Task statement
Write out the whole listing exactly as it stands.

Dataset records
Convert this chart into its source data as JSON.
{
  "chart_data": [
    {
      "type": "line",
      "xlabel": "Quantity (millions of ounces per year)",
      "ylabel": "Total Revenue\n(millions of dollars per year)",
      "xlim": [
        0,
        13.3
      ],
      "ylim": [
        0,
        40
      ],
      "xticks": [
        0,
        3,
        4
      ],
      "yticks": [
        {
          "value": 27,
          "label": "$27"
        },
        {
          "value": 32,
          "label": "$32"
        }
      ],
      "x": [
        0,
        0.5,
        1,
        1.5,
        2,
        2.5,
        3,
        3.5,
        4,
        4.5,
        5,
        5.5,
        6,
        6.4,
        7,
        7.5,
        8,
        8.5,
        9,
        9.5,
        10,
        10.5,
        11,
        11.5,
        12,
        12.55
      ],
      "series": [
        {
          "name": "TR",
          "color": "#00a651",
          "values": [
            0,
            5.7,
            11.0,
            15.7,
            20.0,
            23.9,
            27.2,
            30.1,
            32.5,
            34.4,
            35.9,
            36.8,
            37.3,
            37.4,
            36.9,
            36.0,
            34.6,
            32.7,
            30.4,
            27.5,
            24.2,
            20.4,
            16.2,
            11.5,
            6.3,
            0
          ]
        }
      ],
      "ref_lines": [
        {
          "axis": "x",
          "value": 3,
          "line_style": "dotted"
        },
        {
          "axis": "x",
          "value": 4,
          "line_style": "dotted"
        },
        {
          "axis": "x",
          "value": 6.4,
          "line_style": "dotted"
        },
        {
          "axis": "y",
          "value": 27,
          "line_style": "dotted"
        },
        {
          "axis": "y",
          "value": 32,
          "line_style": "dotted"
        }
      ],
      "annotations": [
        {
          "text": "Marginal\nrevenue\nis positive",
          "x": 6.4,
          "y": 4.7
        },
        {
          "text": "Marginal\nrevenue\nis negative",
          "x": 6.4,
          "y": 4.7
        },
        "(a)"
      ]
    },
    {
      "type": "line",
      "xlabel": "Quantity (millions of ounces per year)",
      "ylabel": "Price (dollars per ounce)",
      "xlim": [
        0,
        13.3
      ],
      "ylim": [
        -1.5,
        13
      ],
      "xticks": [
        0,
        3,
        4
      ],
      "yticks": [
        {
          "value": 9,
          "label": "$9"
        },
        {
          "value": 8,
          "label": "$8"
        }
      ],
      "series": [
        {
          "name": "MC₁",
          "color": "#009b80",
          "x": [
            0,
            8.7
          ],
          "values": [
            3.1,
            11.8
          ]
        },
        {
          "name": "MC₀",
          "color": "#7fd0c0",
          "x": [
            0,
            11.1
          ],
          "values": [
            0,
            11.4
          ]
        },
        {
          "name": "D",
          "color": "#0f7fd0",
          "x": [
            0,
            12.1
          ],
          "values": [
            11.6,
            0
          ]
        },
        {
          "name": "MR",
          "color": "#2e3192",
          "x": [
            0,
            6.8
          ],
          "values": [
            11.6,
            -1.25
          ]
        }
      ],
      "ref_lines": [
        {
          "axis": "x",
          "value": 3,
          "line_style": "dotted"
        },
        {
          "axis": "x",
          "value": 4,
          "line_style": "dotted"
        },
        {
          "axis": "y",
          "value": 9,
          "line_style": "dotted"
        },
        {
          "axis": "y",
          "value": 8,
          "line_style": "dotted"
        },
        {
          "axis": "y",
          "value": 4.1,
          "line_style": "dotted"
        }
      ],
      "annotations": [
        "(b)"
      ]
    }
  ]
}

Full response
Convert this chart into its source data as JSON.
{
  "chart_data": [
    {
      "type": "line",
      "xlabel": "Quantity (millions of ounces per year)",
      "ylabel": "Total Revenue\n(millions of dollars per year)",
      "xlim": [
        0,
        13.3
      ],
      "ylim": [
        0,
        40
      ],
      "xticks": [
        0,
        3,
        4
      ],
      "yticks": [
        {
          "value": 27,
          "label": "$27"
        },
        {
          "value": 32,
          "label": "$32"
        }
      ],
      "x": [
        0,
        0.5,
        1,
        1.5,
        2,
        2.5,
        3,
        3.5,
        4,
        4.5,
        5,
        5.5,
        6,
        6.4,
        7,
        7.5,
        8,
        8.5,
        9,
        9.5,
        10,
        10.5,
        11,
        11.5,
        12,
        12.55
      ],
      "series": [
        {
          "name": "TR",
          "color": "#00a651",
          "values": [
            0,
            5.7,
            11.0,
            15.7,
            20.0,
            23.9,
            27.2,
            30.1,
            32.5,
            34.4,
            35.9,
            36.8,
            37.3,
            37.4,
            36.9,
            36.0,
            34.6,
            32.7,
            30.4,
            27.5,
            24.2,
            20.4,
            16.2,
            11.5,
            6.3,
            0
          ]
        }
      ],
      "ref_lines": [
        {
          "axis": "x",
          "value": 3,
          "line_style": "dotted"
        },
        {
          "axis": "x",
          "value": 4,
          "line_style": "dotted"
        },
        {
          "axis": "x",
          "value": 6.4,
          "line_style": "dotted"
        },
        {
          "axis": "y",
          "value": 27,
          "line_style": "dotted"
        },
        {
          "axis": "y",
          "value": 32,
          "line_style": "dotted"
        }
      ],
      "annotations": [
        {
          "text": "Marginal\nrevenue\nis positive",
          "x": 6.4,
          "y": 4.7
        },
        {
          "text": "Marginal\nrevenue\nis negative",
          "x": 6.4,
          "y": 4.7
        },
        "(a)"
      ]
    },
    {
      "type": "line",
      "xlabel": "Quantity (millions of ounces per year)",
      "ylabel": "Price (dollars per ounce)",
      "xlim": [
        0,
        13.3
      ],
      "ylim": [
        -1.5,
        13
      ],
      "xticks": [
        0,
        3,
        4
      ],
      "yticks": [
        {
          "value": 9,
          "label": "$9"
        },
        {
          "value": 8,
          "label": "$8"
        }
      ],
      "series": [
        {
          "name": "MC₁",
          "color": "#009b80",
          "x": [
            0,
            8.7
          ],
          "values": [
            3.1,
            11.8
          ]
        },
        {
          "name": "MC₀",
          "color": "#7fd0c0",
          "x": [
            0,
            11.1
          ],
          "values": [
            0,
            11.4
          ]
        },
        {
          "name": "D",
          "color": "#0f7fd0",
          "x": [
            0,
            12.1
          ],
          "values": [
            11.6,
            0
          ]
        },
        {
          "name": "MR",
          "color": "#2e3192",
          "x": [
            0,
            6.8
          ],
          "values": [
            11.6,
            -1.25
          ]
        }
      ],
      "ref_lines": [
        {
          "axis": "x",
          "value": 3,
          "line_style": "dotted"
        },
        {
          "axis": "x",
          "value": 4,
          "line_style": "dotted"
        },
        {
          "axis": "y",
          "value": 9,
          "line_style": "dotted"
        },
        {
          "axis": "y",
          "value": 8,
          "line_style": "dotted"
        },
        {
          "axis": "y",
          "value": 4.1,
          "line_style": "dotted"
        }
      ],
      "annotations": [
        "(b)"
      ]
    }
  ]
}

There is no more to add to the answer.